Un texte prémonitoire, a posteriori d'une confondante lucidité.
Quelques notes 2001:
les extensions : accélération du progrès
matériel, horizon planétaire pour l'individu, encore
plus ou moins virtuel.
les amputation: réduction de la diversité naturelle
et culturelle.
Nucléo-militarisme + consommation = totalitarisme de l'économie
(dictature des marchés + dictature des marchés =
guerre froide)
PRÉFACE NOUVELLE DE L'AUTEUR (1946)
à LE MEILLEUR DES MONDES (1931)
Par Aldous HUXLEY
Le remords chronique, tous les moralistes sont d'accord sur
ce point, est un sentiment fort indésirable. Si vous vous
êtes mal conduit, repentez vous, redressez vos torts dans
la mesure du possible, et mettez vous à l'oeuvre pour vous
mieux conduire la prochaine fois. Sous aucun prétexte,
ne vous abandonnez à la méditation mélancolique
sur vos méfaits, Se rouler dans la fange n'est point la
meilleure manière de se nettoyer.

============

▶ [À FAIRE]:
a. Pour chacune des affirmations suivantes, dites si elle concorde avec l'extrait, par oui ou par non, en citant les mots qui tranchent : (i) la nouvelle préface de l'auteur date de 1946 ; (ii) le remords chronique y est présenté comme un sentiment souhaitable ; (iii) les notes de 2001 classent la réduction de la diversité naturelle et culturelle parmi les extensions.
b. Recopiez fidèlement le passage de l'extrait commençant par « Par Aldous HUXLEY » et allant jusqu'à « de se nettoyer. ».
Les données qui suivent n'ont aucun rapport avec l'extrait.

▶ [INFORMATIONS EXTRAITES]:
============

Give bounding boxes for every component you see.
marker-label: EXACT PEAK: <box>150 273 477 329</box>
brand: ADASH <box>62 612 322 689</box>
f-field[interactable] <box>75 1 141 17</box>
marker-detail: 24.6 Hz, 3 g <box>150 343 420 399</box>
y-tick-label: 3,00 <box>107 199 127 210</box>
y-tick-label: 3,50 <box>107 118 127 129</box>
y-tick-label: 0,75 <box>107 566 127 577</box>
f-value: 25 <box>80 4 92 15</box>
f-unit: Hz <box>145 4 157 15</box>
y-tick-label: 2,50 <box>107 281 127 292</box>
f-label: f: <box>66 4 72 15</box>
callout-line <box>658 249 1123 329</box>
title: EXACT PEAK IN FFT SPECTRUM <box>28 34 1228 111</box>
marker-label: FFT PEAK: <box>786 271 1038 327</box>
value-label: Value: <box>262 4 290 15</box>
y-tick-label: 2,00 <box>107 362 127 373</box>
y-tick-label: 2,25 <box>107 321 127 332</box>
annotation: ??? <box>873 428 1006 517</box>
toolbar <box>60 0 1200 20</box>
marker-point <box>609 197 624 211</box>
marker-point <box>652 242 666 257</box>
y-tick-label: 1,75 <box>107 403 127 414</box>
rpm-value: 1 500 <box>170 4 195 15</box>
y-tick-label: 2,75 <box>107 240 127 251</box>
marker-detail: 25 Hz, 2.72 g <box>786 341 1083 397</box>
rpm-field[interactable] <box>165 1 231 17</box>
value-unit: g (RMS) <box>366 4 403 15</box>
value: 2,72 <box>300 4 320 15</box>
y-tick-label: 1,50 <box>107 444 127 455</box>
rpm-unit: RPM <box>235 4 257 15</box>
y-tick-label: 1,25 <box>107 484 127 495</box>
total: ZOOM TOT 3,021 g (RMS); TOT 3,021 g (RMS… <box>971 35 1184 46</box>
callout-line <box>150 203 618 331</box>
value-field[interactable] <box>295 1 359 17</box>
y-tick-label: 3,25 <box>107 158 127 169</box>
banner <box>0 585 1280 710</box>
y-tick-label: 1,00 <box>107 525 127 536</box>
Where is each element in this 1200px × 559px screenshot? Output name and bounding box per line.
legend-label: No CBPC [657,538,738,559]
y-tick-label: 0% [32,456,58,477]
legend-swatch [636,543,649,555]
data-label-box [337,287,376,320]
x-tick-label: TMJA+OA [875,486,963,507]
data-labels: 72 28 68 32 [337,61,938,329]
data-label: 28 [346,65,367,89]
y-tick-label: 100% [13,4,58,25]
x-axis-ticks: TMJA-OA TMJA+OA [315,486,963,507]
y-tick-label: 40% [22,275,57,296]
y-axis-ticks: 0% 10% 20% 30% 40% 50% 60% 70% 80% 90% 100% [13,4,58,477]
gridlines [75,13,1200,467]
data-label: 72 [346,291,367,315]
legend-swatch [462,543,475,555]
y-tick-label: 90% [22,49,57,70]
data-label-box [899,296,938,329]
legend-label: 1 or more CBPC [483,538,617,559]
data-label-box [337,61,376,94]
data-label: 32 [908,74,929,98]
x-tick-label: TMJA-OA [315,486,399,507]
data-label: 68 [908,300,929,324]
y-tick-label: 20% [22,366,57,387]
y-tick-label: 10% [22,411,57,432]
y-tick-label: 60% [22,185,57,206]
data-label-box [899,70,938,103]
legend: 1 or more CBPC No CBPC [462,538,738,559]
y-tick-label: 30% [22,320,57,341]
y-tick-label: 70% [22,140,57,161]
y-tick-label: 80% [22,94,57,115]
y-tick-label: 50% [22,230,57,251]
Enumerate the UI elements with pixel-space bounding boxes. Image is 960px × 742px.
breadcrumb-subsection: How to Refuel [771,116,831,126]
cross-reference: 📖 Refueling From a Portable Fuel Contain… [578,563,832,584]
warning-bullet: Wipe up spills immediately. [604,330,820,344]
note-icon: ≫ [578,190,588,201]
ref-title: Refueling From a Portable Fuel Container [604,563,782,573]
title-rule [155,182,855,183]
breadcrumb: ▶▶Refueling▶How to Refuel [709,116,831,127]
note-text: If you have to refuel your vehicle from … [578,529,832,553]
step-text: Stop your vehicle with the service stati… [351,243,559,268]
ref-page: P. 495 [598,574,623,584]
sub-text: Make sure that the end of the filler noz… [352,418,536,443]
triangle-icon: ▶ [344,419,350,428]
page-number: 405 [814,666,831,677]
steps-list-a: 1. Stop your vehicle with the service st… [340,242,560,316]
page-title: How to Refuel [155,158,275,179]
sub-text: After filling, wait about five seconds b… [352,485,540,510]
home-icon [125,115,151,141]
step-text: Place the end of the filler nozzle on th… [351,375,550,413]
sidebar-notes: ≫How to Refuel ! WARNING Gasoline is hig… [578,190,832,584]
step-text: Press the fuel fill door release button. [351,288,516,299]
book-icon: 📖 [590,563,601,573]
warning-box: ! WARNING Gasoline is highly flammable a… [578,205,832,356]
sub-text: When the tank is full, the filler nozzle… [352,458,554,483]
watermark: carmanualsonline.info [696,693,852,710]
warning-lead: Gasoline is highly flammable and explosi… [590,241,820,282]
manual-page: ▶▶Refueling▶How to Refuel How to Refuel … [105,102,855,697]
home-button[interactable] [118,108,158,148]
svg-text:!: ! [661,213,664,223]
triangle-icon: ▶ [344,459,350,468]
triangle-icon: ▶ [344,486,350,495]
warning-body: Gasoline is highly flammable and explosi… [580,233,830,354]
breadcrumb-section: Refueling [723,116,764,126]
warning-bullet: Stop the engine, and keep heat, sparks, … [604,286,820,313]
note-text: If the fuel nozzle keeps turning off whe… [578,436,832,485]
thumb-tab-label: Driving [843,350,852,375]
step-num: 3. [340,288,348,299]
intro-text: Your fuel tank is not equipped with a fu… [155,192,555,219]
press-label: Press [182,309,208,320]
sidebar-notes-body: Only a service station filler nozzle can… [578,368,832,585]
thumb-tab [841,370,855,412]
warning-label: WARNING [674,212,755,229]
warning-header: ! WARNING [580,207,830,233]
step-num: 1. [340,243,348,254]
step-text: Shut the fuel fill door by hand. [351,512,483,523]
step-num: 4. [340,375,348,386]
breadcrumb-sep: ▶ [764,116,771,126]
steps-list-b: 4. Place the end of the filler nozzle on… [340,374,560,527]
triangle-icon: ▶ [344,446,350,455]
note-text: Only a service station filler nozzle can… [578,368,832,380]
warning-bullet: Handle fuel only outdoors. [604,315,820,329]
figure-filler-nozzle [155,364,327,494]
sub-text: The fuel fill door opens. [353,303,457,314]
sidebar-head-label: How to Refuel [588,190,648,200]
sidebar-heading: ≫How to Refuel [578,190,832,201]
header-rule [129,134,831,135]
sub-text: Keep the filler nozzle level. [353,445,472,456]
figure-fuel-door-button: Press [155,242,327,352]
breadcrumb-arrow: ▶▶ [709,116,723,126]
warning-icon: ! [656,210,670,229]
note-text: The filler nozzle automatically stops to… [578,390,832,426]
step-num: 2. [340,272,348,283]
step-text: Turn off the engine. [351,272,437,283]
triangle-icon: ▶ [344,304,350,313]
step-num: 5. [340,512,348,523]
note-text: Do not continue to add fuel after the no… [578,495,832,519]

============

▶ [RÉSULTATS]:
a.
(i) Oui : « PRÉFACE NOUVELLE DE L'AUTEUR (1946) ».
(ii) Non : « est un sentiment fort indésirable ».
(iii) Non : « les amputation: réduction de la diversité naturelle ».

b.
Par Aldous HUXLEY
Le remords chronique, tous les moralistes sont d'accord sur
ce point, est un sentiment fort indésirable. Si vous vous
êtes mal conduit, repentez vous, redressez vos torts dans
la mesure du possible, et mettez vous à l'oeuvre pour vous
mieux conduire la prochaine fois. Sous aucun prétexte,
ne vous abandonnez à la méditation mélancolique
sur vos méfaits, Se rouler dans la fange n'est point la
meilleure manière de se nettoyer.